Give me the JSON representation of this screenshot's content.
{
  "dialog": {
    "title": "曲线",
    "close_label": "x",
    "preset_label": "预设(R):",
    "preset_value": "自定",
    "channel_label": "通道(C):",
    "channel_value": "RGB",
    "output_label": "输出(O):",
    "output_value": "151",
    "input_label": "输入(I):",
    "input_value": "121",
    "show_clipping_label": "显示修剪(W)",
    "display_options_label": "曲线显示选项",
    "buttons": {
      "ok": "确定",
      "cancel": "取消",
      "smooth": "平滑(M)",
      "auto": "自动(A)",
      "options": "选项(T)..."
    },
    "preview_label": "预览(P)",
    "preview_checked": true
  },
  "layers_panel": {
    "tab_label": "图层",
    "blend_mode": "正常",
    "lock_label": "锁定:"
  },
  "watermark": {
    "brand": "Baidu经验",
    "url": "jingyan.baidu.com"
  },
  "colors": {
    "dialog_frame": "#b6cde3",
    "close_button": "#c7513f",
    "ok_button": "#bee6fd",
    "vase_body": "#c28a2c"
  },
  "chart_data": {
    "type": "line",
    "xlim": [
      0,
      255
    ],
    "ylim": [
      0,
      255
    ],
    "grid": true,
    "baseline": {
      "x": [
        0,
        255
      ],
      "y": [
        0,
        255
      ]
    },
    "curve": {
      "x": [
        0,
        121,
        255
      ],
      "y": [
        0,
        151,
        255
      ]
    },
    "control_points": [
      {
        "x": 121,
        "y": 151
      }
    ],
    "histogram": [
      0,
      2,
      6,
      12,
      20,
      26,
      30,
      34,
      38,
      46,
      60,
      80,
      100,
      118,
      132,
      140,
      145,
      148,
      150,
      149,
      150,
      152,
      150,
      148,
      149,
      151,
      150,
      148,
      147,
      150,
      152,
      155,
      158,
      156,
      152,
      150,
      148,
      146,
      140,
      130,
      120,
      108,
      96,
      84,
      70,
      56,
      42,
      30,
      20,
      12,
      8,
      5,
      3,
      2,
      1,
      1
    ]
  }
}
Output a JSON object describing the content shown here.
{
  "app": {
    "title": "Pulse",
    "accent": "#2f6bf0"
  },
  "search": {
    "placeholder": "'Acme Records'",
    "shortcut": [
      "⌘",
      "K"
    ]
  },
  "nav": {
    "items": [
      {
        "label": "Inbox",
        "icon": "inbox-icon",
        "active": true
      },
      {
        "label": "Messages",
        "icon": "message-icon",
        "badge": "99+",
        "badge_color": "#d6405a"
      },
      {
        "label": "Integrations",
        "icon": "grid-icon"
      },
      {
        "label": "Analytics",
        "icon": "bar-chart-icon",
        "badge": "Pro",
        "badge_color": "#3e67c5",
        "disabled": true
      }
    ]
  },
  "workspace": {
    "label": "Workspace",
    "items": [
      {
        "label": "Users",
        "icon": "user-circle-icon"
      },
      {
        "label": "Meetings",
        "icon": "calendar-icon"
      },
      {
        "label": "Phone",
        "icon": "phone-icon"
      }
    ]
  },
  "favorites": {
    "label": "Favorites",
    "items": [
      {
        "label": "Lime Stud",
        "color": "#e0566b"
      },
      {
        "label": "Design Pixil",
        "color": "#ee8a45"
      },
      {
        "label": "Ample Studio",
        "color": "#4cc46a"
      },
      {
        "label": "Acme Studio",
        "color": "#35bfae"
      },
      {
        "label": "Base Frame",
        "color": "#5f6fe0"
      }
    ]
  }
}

____

(What you will do) Give only the number of lines in the entries that contain "content".

(The solution) 2